Vultures have stomach acid that kills cholera, botulism and anthrax, but that didn’t help them in this case. Nothing the vultures could do would prevent this decline. There was no time to learn to stay away from cattle, which might have happened, for example, if they became sick rather than died from diclofenac.

The worth of a species

If endangered species had a PR unit within their population they’d want to take steps to increase their numbers. Become the symbol of a nation or some powerful group in order to find people who would support the species in tough times. They’d want to be beautiful but not have beautiful feathers or fur that could be poached. They’d want to be big, because people feel worse about killing big animals. They’d want to share something with humans that reminds people of themselves.

This is sometimes called the “charismatic megafauna” effect. Those impressive whales, rhinos, and lovable pandas find themselves with support groups that act to support their habitats and try to limit exposure to poachers (sometimes with mixed results). An animal like a vulture is less likely to find large groups that support it.

There are revenue models that support saving the whales, rhinos, and pandas. People pay to see animals like these in the wild or in captivity. People donate and receive mementos with their favored animal’s likeness. It this possible for something like a vulture?

There are attempt to put an economic value on species, possibly as a way of saving them. The economic loss of vultures in India is estimated at $24 Billion.

Fast-growth Startups – Why do they die?

For some good and bad reasons, people like fast-growth startups. They are somehow more exciting than traditional companies doing similar things, they generate attention, and they let us imagine what the future might be like.

But there are many reasons why a startup, even a well-funded one, might die. Founder troubles. Lawsuits. Broad economic woes. Inability to execute… Let’s look at the mirror image of the vulture situation. Does growing too fast expose some companies to premature death?

How is it possible to grow too fast? Let’s look at just two ways this happens: the search for market share in some transportation services and reliance on paid customer acquisition in direct-to-consumer sales.

Some types of businesses only make sense when there is market consolidation. For example, people don’t want 10 different companies to turn to for rideshare services. At this point, we have around two major rideshare providers in any market. Depending on where you are in the world, this might include Uber, Lyft, Didi Chuxing, or Grab. To have a chance at attaining market share, these companies need to offer service in a broad range of locations. In some markets, rideshare companies have had such competition that they offer discounts, rebates, rewards for referrals, both for passengers and drivers. This can be good for the riders and the drivers for a while, but the discounts are offered with the expectation that once market share has been attained, it is defensible and the economics of the business change, whether through higher prices or lower unit costs.

# Exercise:
Can you sum up the passage on vultures, species worth, and fast-growth startups in two sentences?

# Excerpted data:
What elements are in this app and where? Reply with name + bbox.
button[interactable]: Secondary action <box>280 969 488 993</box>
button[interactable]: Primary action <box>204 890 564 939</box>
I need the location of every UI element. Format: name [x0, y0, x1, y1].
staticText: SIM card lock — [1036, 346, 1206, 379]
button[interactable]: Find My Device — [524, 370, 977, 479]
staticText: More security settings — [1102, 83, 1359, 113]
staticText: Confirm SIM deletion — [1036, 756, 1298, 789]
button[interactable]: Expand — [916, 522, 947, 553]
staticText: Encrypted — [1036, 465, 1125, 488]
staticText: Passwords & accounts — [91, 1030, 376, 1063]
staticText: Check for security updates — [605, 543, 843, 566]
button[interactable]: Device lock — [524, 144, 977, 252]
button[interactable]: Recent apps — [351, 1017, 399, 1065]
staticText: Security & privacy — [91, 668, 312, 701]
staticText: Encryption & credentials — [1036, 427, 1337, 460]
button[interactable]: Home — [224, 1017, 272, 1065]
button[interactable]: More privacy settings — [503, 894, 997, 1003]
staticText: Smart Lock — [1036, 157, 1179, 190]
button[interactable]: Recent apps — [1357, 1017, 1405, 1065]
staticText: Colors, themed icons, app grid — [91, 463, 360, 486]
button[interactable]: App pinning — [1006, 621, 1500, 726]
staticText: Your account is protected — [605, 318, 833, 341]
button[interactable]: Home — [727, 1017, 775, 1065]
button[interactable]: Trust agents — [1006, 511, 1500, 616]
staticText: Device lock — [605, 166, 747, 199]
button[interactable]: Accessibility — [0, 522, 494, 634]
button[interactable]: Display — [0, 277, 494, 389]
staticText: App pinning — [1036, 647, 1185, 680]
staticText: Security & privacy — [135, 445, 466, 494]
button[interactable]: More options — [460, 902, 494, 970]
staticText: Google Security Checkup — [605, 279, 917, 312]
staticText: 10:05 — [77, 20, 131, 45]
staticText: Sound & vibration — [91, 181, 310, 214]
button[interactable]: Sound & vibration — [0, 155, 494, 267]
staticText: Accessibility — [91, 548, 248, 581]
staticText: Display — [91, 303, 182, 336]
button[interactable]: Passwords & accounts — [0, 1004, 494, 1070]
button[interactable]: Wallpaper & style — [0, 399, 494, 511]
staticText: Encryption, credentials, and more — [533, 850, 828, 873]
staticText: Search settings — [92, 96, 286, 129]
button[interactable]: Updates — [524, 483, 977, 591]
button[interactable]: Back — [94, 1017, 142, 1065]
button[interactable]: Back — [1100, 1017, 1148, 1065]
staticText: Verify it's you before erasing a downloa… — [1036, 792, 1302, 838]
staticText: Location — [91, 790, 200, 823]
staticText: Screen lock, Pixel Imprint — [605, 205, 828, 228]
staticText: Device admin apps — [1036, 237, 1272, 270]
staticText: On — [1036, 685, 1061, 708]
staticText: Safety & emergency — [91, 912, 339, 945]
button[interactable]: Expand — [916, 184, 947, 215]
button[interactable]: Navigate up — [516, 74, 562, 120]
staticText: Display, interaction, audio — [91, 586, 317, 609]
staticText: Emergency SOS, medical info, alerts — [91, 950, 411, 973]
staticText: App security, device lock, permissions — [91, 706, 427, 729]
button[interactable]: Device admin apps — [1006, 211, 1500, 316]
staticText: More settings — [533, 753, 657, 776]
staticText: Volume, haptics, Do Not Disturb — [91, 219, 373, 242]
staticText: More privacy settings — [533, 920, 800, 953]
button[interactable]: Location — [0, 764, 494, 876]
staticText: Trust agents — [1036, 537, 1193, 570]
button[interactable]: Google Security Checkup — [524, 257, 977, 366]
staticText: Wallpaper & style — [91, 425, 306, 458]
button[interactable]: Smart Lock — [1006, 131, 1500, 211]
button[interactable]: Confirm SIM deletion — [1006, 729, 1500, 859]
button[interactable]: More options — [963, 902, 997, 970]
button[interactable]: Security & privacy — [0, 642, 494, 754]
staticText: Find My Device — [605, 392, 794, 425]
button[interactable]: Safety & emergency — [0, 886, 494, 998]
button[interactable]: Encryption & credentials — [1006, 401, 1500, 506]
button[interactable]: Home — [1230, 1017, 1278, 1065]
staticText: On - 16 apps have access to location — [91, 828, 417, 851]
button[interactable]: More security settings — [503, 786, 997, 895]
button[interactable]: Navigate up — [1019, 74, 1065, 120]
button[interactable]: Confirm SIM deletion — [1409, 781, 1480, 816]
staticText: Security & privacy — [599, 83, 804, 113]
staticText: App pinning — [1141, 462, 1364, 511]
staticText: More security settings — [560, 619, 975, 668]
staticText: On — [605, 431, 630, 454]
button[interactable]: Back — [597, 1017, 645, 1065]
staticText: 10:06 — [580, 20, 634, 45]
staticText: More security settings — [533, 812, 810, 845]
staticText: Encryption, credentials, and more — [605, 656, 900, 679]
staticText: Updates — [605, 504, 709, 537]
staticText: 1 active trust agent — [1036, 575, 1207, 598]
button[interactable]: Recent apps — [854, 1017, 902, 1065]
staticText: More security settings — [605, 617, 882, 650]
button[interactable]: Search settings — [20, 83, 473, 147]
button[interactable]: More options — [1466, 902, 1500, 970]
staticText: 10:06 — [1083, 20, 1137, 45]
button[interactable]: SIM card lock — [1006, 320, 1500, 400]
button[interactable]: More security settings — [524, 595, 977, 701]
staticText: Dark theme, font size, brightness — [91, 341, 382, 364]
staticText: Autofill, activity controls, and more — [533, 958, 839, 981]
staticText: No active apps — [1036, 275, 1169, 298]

# Complete answer:
Nothing vultures could do would prevent their decline from diclofenac, and unlike charismatic megafauna such as whales, rhinos, and pandas, they are less likely to find large groups that support them, even though their economic loss in India is estimated at $24 billion. The passage then asks whether growing too fast exposes some startups to premature death, pointing to rideshare companies that offer discounts, rebates, and referral rewards to win market share in the expectation that, once attained, it will be defensible and the economics of the business will change.